■ **STATED TASK**:
Below are some records. Copy every line in them that holds "location".

■ **AVAILABLE RECORDS**:

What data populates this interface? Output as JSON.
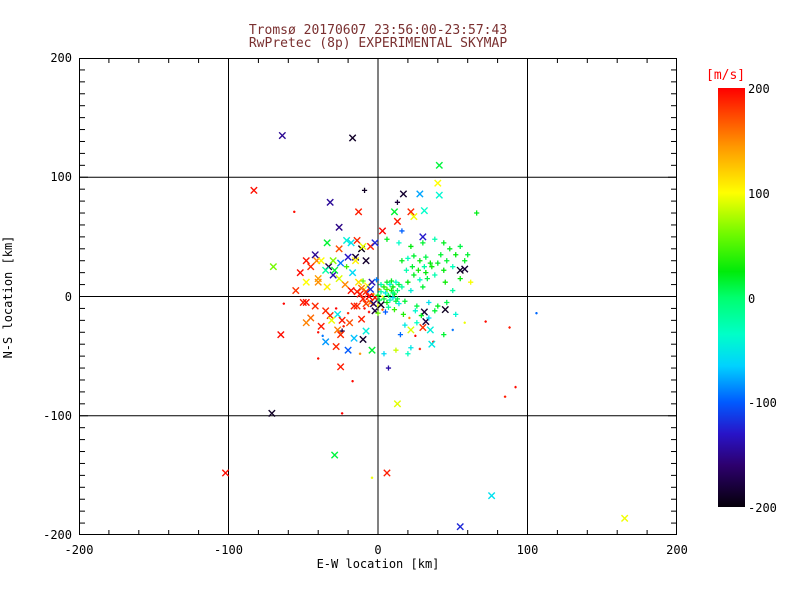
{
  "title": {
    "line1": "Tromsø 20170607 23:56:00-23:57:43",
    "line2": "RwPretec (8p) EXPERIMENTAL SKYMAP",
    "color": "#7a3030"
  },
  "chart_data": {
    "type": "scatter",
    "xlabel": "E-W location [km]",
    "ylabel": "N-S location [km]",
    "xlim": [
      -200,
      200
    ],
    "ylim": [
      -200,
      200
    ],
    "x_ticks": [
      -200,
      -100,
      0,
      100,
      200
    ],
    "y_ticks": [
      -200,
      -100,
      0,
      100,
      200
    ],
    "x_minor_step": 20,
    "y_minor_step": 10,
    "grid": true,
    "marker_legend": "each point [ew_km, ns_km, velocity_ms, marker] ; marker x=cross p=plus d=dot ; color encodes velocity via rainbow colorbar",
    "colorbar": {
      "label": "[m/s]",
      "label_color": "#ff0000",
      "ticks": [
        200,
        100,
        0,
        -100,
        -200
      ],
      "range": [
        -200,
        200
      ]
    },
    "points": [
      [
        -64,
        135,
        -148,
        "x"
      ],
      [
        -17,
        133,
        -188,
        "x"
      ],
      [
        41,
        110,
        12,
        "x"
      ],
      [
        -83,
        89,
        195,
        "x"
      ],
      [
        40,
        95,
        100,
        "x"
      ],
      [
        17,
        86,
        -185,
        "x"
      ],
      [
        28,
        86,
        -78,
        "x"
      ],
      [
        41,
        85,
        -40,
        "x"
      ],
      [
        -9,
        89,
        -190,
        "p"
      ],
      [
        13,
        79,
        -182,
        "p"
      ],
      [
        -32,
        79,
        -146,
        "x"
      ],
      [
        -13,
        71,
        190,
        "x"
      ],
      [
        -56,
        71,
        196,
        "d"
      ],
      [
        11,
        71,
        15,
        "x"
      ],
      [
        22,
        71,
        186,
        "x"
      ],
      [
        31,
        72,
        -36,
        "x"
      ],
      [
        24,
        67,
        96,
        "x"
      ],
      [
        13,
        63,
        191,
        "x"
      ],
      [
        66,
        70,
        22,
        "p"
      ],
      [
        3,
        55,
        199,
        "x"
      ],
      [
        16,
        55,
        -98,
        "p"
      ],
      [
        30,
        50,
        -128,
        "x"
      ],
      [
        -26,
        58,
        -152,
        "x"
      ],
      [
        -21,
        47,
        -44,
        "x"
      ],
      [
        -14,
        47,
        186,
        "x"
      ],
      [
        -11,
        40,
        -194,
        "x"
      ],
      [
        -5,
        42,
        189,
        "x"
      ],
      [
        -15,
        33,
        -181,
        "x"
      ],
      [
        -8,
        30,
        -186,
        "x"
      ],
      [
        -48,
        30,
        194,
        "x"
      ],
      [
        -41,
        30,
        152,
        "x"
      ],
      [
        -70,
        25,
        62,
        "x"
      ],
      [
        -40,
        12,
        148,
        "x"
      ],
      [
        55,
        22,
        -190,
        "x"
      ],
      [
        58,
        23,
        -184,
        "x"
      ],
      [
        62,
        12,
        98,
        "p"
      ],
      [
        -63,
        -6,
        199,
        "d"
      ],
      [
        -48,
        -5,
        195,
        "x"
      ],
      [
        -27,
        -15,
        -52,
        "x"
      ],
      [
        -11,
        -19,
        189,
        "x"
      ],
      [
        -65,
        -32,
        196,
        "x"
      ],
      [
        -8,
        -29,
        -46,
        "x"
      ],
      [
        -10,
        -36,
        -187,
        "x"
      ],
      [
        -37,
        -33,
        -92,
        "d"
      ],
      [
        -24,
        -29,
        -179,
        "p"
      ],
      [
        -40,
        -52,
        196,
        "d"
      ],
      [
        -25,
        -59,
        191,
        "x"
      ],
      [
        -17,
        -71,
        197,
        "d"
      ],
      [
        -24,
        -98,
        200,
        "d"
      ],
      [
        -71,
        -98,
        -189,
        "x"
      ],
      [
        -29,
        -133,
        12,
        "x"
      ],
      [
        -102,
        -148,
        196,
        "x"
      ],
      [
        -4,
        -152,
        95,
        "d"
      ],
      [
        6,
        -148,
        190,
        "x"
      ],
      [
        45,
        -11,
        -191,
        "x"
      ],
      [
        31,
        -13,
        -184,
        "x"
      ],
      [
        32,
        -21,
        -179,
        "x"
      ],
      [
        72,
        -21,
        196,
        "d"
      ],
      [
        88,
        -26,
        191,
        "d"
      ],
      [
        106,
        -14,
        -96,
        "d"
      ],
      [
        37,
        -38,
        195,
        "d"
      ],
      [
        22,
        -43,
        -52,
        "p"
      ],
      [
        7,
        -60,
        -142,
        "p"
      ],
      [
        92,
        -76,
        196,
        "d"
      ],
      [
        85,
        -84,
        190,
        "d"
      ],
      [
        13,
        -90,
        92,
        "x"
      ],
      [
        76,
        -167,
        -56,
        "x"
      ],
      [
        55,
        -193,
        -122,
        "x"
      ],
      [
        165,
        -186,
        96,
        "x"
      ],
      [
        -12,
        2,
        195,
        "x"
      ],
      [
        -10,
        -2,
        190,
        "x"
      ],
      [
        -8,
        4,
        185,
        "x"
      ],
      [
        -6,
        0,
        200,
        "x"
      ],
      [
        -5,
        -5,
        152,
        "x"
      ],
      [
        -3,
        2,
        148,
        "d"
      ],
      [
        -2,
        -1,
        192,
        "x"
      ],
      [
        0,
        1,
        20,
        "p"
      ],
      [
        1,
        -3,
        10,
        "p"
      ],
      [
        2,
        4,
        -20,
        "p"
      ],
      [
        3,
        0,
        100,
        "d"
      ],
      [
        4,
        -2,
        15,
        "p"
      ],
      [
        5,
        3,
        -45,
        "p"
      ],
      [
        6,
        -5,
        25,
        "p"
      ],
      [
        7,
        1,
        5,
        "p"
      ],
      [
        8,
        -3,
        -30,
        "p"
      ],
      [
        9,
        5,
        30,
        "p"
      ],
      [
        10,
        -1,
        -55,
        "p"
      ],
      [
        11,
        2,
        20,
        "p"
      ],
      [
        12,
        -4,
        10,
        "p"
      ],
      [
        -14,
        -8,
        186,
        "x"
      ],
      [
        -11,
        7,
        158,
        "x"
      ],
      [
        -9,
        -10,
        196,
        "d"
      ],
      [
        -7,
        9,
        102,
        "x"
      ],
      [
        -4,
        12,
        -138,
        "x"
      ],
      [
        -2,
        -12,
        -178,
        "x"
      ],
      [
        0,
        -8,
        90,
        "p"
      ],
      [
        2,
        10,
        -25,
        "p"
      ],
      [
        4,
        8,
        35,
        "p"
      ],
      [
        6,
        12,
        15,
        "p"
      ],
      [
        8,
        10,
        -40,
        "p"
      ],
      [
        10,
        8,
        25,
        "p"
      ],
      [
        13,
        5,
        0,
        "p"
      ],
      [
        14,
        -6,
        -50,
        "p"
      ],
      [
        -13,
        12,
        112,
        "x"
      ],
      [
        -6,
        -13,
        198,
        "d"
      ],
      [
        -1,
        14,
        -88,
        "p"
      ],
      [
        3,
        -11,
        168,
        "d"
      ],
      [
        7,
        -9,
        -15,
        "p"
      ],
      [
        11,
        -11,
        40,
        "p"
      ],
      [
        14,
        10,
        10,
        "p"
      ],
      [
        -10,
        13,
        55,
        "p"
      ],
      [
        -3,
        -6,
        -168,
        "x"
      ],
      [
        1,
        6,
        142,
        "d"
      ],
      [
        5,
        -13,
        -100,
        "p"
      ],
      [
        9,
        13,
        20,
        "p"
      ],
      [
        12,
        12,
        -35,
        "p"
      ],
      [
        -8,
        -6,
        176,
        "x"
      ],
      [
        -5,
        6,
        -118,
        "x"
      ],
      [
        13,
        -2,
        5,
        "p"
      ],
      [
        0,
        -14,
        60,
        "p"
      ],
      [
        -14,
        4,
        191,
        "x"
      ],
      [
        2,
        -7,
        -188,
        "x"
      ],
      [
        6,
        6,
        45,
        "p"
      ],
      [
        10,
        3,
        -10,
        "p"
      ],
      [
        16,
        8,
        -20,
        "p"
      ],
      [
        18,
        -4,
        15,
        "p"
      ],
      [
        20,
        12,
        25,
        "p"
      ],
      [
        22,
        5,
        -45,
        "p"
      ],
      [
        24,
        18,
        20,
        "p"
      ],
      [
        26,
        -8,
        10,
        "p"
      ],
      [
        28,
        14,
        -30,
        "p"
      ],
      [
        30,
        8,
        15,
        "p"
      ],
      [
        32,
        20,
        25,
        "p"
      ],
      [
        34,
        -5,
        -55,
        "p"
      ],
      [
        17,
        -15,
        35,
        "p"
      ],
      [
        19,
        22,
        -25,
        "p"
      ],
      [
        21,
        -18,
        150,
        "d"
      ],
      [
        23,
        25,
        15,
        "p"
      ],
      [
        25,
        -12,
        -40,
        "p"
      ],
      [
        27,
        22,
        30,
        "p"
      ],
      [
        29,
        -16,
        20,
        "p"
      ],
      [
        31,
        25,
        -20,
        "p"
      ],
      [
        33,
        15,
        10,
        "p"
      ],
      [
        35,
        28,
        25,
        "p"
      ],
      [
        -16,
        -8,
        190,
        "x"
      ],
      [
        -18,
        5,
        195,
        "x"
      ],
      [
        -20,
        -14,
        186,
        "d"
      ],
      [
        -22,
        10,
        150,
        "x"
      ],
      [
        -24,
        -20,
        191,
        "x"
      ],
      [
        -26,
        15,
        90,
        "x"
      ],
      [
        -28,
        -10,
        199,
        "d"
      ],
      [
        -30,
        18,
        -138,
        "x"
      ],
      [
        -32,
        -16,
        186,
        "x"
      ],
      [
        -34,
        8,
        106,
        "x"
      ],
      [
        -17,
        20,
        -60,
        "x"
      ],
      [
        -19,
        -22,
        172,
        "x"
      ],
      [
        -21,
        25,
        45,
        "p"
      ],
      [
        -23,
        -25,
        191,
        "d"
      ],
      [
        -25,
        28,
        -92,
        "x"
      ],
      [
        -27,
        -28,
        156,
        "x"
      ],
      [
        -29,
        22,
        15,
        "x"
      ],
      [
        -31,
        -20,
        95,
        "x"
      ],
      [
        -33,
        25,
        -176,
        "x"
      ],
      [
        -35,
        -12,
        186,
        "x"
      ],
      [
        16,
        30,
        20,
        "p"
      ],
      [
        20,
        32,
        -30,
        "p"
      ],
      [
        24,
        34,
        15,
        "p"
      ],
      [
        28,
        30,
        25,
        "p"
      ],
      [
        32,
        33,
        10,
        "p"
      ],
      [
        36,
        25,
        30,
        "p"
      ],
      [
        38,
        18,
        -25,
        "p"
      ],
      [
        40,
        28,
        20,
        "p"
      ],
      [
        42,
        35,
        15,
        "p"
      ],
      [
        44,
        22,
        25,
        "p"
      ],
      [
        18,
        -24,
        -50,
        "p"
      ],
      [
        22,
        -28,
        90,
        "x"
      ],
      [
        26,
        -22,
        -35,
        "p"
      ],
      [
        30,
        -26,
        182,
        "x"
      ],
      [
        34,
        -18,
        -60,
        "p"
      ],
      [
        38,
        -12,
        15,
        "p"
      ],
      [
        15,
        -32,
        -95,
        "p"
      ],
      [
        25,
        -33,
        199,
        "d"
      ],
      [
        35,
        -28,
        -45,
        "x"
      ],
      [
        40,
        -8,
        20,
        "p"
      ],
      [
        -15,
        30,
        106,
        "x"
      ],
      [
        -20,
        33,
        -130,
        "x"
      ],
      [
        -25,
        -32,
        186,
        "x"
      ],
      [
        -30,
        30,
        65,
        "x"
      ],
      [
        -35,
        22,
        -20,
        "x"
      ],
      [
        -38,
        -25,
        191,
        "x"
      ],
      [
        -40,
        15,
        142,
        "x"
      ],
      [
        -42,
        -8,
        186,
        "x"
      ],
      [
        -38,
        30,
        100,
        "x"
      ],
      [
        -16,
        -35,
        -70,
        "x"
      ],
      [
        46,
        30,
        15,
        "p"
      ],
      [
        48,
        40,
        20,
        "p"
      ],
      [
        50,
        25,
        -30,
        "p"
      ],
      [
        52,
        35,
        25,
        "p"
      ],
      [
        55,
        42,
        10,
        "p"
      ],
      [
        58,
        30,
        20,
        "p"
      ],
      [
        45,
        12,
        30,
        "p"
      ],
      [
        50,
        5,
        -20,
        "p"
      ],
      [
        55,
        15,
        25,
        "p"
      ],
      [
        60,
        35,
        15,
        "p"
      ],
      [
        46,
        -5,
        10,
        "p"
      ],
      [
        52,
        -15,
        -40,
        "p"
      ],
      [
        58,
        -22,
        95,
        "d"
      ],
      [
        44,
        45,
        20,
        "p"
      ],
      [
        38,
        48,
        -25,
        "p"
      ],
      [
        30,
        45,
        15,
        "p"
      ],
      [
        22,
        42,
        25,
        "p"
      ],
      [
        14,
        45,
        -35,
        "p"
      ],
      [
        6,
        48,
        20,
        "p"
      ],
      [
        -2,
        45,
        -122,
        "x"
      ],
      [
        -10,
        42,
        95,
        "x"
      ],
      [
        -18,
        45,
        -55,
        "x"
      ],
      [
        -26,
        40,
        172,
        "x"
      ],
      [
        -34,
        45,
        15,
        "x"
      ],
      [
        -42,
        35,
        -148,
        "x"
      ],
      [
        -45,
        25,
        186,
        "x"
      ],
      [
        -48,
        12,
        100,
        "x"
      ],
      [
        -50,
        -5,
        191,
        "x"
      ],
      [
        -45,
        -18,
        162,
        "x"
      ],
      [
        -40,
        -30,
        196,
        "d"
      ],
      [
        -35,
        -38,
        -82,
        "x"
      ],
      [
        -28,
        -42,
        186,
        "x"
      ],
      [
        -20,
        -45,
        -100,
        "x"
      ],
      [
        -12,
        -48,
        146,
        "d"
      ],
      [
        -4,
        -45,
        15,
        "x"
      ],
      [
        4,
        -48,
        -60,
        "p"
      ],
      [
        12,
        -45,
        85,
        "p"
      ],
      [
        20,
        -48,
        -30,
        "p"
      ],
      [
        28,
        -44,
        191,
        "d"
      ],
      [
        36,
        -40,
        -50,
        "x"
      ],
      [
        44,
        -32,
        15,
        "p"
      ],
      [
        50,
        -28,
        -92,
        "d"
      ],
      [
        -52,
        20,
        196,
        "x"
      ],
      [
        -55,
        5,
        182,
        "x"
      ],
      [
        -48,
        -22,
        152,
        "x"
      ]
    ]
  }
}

■ **SOLUTION TO THIS PROBLEM**:
    "xlabel": "E-W location [km]",
    "ylabel": "N-S location [km]",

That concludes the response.